Lines containing the word "Average" should be extracted in full.

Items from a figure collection
· · ·

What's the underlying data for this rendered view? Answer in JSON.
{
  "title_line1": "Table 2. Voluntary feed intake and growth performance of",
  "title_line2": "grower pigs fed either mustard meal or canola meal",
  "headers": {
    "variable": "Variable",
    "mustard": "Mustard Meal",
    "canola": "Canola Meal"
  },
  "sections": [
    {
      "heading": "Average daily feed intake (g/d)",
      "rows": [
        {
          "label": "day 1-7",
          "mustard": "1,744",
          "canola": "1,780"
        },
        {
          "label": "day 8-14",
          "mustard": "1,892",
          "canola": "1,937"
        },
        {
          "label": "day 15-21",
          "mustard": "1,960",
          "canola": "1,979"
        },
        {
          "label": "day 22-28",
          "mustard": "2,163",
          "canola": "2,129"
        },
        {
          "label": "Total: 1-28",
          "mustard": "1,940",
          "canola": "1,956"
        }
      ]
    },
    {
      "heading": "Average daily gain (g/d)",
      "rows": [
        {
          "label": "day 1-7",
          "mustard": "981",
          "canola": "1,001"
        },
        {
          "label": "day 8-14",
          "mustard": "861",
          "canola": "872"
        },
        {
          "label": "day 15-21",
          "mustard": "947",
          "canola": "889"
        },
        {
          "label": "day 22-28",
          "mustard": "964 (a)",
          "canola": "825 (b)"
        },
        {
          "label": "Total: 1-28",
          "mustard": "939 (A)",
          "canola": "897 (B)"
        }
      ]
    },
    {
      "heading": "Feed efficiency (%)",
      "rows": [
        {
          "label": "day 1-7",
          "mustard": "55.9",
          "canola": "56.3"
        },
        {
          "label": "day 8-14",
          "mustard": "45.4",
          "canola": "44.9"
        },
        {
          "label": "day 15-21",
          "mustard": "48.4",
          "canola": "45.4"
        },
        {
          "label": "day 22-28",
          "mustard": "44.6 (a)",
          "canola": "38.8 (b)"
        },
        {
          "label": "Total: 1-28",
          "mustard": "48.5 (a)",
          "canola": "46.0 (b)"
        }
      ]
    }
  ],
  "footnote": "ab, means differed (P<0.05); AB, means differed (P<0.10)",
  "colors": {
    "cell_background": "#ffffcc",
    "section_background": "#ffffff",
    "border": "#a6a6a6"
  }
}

· · ·

▶ **FULL RESPONSE**
      "heading": "Average daily feed intake (g/d)",
      "heading": "Average daily gain (g/d)",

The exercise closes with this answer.